• Task: Could you transcribe every record below exactly as written, leaving out any pictures?

• Data:
◆ ◆ ◆
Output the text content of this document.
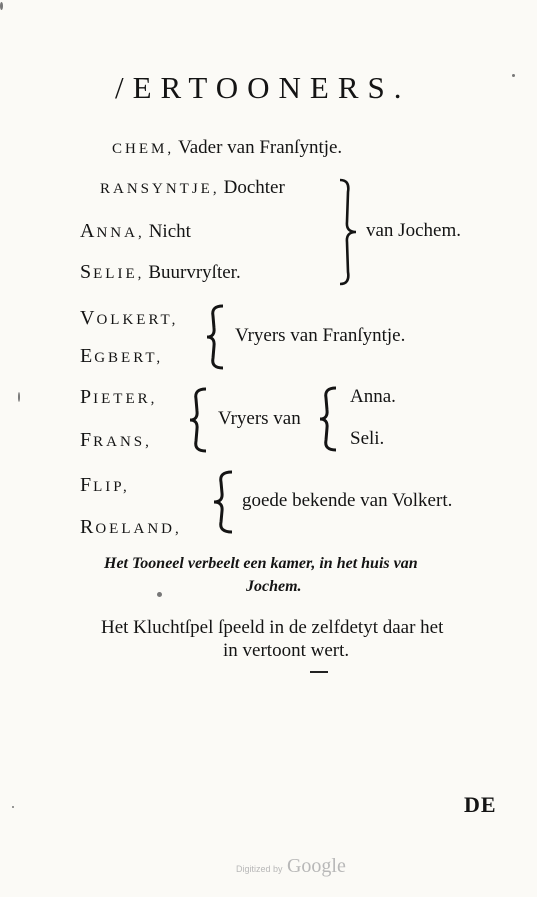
/ERTOONERS.
CHEM, Vader van Franſyntje.
RANSYNTJE, Dochter
ANNA, Nicht
SELIE, Buurvryſter.
van Jochem.
VOLKERT,
EGBERT,
Vryers van Franſyntje.
PIETER,
FRANS,
Vryers van
Anna.
Seli.
FLIP,
ROELAND,
goede bekende van Volkert.
Het Tooneel verbeelt een kamer, in het huis van
Jochem.
Het Kluchtſpel ſpeeld in de zelfdetyt daar het
in vertoont wert.
DE
Digitized by Google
◆ ◆ ◆
• In response:
Output the text content of this document.
/ERTOONERS.
CHEM, Vader van Franſyntje.
RANSYNTJE, Dochter
ANNA, Nicht
SELIE, Buurvryſter.
van Jochem.
VOLKERT,
EGBERT,
Vryers van Franſyntje.
PIETER,
FRANS,
Vryers van
Anna.
Seli.
FLIP,
ROELAND,
goede bekende van Volkert.
Het Tooneel verbeelt een kamer, in het huis van
Jochem.
Het Kluchtſpel ſpeeld in de zelfdetyt daar het
in vertoont wert.
DE
Digitized by Google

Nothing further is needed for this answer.